■ SOURCE TEXT ■
+ + + + + + +
Wasting time in China

You may have noticed an increase in blogging frequency. Some may think that my blogging dropped off as I got further away. This isn't the case. Basically I blogged more in S America as there was nothing else to do. Blogging dropped off proportionally to the things to do. So Australia it slumped but stayed consistent due to a balance between things to do versus the cost of doing anything in Australia. In SE Asia it dropped off as everything was cheap and they don't have internet on the beach. My blogging in India was low as a result of the piss poor internet not the abundance of things to do (apart from eating samosas) as they didn't really have internet. China also has little to actually do once you have seen the old things (NO I don't mean S) except drink beer and blog. 

So I am back and I may be boring.

Why aren't I drinking instead of blogging? I know a few of you raised an eyebrow. Fear not I am doing both in a multi tasking style! One great difference between China and India, India two PC's and a cow. China 400 PC's, pool tables and waiter service!

We have a train at 19:20 and we have sat in this internet hangar drinking beer all day at 10p/hour and beer at 30p/a large bottle. I am slightly sloshed. S is asleep under her monitor. She looks so sweet.

Drinking. Ah the sweet booze. As it isn't cheap to drink at a bar over here we pretty much don't and save our quality drinking time for the lonely solitude of our room. That isn't a problem for accomplished boozers and as we just get stared anywhere apart from McD's it is light relief. Our night drinking cheap beer and eating nuts on a street kerb caused quite a stir let me tell you. I expect we will made it into next weeks edition of the Xi'an local paper we turned so many heads.

Now if I can just get streaming video to work... WAITRESS!!
+ + + + + + +
■ Records from a data collection ■
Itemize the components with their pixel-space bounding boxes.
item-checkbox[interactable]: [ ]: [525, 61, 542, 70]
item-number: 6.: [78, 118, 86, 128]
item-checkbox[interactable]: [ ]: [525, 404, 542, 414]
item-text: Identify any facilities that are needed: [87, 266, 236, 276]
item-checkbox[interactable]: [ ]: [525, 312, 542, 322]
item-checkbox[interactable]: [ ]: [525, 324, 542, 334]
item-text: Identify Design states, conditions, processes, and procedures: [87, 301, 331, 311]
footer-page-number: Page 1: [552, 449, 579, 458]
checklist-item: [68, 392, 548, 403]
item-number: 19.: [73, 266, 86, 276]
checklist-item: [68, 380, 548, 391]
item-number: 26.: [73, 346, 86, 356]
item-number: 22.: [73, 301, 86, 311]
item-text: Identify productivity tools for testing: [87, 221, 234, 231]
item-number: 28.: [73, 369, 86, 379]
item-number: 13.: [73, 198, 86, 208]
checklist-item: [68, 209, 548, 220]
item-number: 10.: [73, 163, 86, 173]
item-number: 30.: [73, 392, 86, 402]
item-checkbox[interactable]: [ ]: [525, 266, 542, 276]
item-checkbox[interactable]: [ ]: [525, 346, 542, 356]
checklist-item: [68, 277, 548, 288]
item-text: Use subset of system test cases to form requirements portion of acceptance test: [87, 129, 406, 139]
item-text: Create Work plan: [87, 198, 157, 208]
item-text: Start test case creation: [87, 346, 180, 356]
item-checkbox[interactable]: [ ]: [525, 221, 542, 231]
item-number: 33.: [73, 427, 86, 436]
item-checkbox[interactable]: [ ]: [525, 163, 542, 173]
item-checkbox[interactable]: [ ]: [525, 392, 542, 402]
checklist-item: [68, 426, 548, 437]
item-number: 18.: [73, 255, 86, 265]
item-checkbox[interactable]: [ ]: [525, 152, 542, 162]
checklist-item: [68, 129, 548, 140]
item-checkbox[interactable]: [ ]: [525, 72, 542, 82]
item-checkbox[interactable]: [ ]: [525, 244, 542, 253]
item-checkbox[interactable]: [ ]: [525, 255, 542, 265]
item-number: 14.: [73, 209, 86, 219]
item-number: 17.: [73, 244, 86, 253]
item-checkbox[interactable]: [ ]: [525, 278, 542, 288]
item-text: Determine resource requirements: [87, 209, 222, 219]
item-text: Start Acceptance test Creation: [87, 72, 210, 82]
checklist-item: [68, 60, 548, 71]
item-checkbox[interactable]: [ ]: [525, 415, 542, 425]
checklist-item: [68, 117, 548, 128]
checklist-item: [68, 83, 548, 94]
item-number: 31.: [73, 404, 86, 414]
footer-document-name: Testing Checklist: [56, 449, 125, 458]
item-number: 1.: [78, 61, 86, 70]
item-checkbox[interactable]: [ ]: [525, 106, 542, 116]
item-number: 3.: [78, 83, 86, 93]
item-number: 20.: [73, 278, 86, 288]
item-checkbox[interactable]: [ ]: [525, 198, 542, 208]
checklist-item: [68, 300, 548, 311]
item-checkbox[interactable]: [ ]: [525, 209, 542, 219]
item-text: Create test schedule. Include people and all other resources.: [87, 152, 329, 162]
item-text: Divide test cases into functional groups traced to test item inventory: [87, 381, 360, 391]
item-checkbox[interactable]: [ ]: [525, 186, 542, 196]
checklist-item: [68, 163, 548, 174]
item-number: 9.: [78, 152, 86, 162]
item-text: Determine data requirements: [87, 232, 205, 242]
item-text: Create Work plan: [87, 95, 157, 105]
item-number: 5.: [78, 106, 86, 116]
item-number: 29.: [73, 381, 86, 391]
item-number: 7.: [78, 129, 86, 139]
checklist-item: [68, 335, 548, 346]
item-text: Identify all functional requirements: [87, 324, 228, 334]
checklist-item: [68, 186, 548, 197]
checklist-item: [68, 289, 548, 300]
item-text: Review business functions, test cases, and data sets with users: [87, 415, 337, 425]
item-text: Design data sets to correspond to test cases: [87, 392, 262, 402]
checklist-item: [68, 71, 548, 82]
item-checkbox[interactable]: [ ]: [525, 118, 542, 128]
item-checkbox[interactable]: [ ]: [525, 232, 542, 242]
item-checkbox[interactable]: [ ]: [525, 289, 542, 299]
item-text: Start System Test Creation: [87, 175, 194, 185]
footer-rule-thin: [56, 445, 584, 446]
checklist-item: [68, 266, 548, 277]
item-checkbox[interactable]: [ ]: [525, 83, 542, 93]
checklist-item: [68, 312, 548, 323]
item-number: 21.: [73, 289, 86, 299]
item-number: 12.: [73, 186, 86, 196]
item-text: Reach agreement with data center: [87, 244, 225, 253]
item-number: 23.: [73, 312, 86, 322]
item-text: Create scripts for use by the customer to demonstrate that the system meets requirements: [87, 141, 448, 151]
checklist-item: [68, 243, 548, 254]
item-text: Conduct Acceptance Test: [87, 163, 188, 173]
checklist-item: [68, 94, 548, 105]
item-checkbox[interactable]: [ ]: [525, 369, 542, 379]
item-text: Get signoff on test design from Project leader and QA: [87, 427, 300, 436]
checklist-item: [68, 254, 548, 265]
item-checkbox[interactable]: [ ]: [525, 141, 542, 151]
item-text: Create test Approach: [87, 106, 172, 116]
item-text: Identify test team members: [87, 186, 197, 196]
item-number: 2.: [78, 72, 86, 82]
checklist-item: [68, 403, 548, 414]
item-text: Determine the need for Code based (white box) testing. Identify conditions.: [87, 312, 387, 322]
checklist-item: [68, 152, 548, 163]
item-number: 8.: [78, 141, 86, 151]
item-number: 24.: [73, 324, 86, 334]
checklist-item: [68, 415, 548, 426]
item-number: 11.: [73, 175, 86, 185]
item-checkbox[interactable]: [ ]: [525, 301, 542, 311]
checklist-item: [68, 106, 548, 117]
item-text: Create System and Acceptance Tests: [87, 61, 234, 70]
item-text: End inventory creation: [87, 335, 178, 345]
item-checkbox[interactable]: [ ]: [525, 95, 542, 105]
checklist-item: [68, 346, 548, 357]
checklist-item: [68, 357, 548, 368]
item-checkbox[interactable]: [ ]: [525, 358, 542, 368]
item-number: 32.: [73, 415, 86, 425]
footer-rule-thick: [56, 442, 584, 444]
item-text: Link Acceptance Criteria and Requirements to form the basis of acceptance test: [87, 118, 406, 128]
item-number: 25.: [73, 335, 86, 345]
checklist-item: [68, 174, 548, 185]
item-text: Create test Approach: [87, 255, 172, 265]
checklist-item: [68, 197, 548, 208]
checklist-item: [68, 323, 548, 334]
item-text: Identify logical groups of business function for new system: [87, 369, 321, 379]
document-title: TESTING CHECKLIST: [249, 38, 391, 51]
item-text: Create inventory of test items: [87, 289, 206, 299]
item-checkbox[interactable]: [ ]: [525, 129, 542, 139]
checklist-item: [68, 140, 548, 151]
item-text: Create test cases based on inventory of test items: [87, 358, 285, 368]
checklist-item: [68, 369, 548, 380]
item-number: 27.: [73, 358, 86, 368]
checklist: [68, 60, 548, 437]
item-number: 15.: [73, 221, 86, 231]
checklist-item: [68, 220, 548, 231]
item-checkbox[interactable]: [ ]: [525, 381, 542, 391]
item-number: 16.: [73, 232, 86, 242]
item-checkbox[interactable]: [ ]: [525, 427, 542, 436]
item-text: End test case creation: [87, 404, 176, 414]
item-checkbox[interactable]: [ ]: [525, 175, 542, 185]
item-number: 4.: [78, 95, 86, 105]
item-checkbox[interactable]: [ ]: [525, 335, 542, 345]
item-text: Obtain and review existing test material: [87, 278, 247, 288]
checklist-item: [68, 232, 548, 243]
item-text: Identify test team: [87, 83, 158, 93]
+ + + + + + +
■ TASKS ■
A. Translate the following sentence from the blog post about wasting time in China into German: "So I am back and I may be boring."
B. Supply the next part of the blog post about wasting time in China, beginning immediately after its final line.

■ ANSWERS PER TASK ■
A. Ich bin also zurück und könnte langweilig sein.

B.
28.6.06 09:54


Terracotta armies at the end of my sleevies

We went to the terracotta army today. Unfortuantely I can't post any pictures at present. It is either 20six or China firewalls. They were very nice though, trust me.

Not at all like gnomes.

27.6.06 12:59


Praise be

www.jesusandtheworldcup.com

For when England gets knocked out. Let God step in and support you. Unless you are gay or a woman but as neither are real football fans it shouldn't matter.

27.6.06 05:02


China. A snapshot.

We are now in Xi'an, site of the terracota army. We haven't been to see it yet as we are kings of lazy but we have high hopes for tomorrow. Probably early afternoon unless it is too hot.

We spent last week dossing down at Lee and Annies home in Shanghai. We met Lee in the Philippines and one drunken night we are sure he invited us to come visit and as we were in the area we though we would call in, unpack, generally make a mess, eat their food, use the washing machine (that was S not me), and drink their beer (that also was S and not me). It is worth mentioning that never met Annie before we unloaded our clothes in her washing machine so she needs extra credit for not throwing a fit at our appearance.

Lee is something in the city. That is something I have always wanted to say. I am still none the wiser as to what it means though. I used to have this idea that it was to do with stocks and shares but from my week observing Lee I think it is more to do with knowing people that own bars and restuarants or have access to press passes to events with free beer. Why didn't they put that on the sheet at careers day? I wonder.

We came to Xi'an by plane. This wasn't planned. Much like most of our journey. Annie is Chinese, this has obvious advantages and she was able to score us plane tickets for less than train tickets! 12hrs on a sleeper train or 2hrs on a plane. BONUS.

Annie's travel service will be sadly missed although we have managed to get our next train booked which is a relief as China can be complicated. It isn't as hassled as India but they don't do English as well. In fact you can't compare the two. Any analyst who compares China with India for who is going to be the next economic power has never been to both countries. There is no comparison, China is going to be the one. Unless something really weird happens. All eyes on USA.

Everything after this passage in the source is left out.